::: Working data :::

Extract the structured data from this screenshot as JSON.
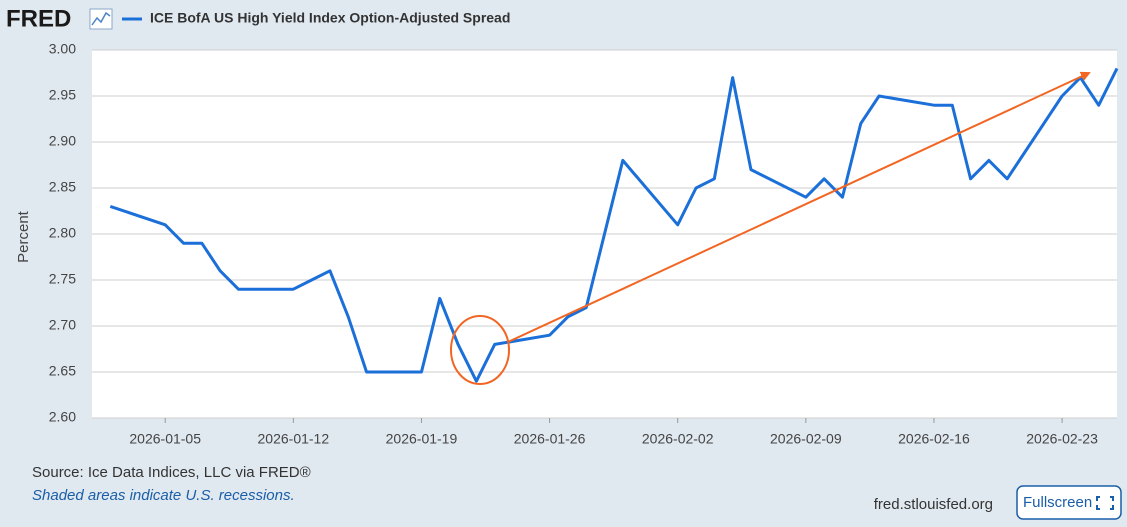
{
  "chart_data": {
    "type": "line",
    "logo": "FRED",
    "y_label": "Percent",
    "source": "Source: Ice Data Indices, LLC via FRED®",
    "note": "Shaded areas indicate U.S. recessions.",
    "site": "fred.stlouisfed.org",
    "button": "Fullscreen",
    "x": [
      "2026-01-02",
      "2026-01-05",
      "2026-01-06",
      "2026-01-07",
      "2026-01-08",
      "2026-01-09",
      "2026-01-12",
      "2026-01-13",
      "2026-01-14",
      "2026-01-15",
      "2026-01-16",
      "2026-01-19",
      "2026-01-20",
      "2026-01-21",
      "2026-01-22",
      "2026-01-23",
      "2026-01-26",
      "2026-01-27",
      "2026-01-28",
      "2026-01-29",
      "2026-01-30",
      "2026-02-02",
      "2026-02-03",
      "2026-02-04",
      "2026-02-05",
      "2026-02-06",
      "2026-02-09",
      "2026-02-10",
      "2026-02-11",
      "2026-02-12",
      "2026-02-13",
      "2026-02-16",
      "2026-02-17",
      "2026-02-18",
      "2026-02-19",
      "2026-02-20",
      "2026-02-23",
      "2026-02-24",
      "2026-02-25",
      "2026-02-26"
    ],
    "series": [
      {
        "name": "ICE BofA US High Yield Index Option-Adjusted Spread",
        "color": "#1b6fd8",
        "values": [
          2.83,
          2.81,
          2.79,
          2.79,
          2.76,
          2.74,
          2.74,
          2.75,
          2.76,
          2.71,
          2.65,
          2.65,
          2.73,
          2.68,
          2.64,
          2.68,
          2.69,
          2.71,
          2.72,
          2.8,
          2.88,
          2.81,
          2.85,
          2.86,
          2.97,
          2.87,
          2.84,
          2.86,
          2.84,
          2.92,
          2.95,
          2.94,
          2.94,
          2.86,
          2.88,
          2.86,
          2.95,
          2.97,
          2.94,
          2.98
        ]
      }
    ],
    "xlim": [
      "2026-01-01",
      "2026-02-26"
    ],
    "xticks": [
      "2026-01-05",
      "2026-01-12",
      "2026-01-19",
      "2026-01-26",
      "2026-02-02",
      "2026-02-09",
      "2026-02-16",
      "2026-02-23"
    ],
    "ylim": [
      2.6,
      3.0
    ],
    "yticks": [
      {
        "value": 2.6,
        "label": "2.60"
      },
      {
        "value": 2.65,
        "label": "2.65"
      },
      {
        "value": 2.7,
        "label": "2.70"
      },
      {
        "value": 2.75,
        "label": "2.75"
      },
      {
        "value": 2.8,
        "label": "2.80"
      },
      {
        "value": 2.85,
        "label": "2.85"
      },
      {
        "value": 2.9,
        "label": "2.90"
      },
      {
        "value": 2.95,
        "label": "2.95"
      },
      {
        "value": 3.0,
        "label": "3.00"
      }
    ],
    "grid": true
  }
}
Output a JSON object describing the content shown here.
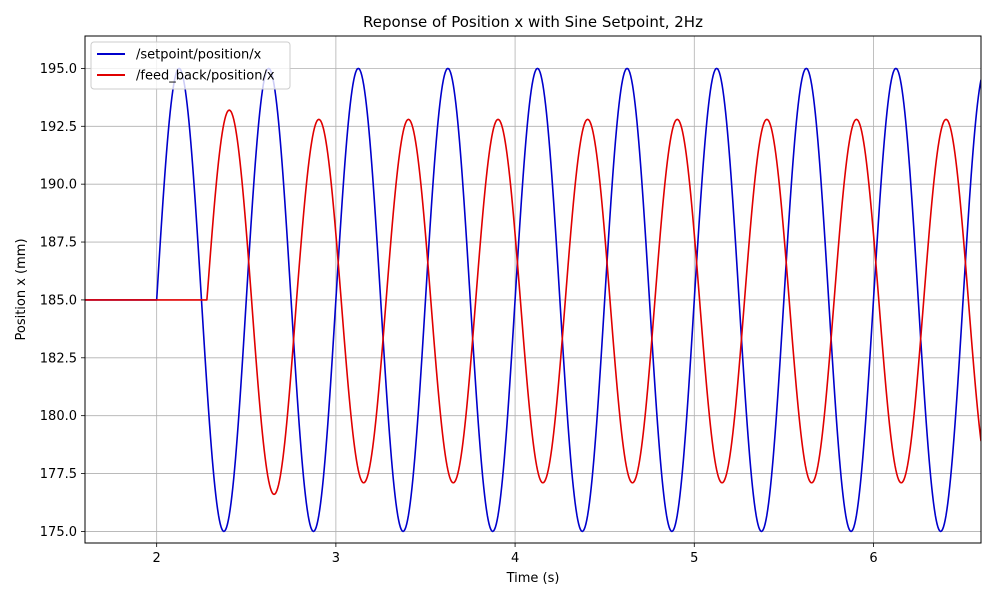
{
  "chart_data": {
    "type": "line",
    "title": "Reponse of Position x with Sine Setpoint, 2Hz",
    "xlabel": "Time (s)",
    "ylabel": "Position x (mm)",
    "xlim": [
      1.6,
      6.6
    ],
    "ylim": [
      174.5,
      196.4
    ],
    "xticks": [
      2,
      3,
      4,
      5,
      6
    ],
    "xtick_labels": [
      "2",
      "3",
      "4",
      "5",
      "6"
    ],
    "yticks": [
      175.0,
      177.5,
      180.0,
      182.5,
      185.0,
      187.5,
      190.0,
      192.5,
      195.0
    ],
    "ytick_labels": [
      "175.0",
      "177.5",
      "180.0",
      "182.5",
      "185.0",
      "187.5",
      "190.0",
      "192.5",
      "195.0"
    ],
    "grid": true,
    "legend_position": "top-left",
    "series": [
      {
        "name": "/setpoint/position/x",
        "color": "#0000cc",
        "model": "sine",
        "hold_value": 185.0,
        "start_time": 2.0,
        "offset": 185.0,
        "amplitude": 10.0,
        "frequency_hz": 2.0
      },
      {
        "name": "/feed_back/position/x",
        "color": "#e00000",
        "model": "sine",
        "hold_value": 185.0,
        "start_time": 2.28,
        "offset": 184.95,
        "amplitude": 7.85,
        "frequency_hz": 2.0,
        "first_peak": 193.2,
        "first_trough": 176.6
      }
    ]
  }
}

:::
::: Working data :::

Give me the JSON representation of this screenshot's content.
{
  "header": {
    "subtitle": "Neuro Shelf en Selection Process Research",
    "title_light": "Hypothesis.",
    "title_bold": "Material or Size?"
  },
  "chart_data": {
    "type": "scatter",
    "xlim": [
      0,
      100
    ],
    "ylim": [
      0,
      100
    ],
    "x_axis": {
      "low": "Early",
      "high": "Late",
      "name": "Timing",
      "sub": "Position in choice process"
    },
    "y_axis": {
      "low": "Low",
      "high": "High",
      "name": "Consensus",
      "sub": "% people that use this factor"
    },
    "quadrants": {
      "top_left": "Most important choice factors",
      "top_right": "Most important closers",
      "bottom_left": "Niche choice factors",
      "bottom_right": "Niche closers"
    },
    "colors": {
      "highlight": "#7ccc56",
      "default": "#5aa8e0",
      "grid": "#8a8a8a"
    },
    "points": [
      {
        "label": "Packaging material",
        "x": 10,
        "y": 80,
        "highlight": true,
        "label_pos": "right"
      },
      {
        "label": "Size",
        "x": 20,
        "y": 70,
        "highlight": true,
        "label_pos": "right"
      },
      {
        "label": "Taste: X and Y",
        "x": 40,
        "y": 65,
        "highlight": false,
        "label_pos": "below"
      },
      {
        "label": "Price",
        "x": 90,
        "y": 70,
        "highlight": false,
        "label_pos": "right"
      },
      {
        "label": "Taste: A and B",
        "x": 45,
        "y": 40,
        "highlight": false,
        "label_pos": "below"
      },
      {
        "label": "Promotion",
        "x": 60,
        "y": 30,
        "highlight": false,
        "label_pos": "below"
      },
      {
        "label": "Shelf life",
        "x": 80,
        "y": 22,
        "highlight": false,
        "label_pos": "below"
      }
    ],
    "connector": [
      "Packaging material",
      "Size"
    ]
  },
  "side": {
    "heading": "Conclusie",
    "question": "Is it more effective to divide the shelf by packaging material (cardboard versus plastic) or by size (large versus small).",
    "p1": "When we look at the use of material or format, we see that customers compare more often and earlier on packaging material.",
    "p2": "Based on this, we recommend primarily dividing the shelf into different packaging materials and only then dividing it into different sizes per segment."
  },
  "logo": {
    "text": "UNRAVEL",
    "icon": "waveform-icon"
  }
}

:::

# [Problem to work on]
Identify each line holding the string "Niche", and copy it out.

# [Response to this task]
      "bottom_left": "Niche choice factors",
      "bottom_right": "Niche closers"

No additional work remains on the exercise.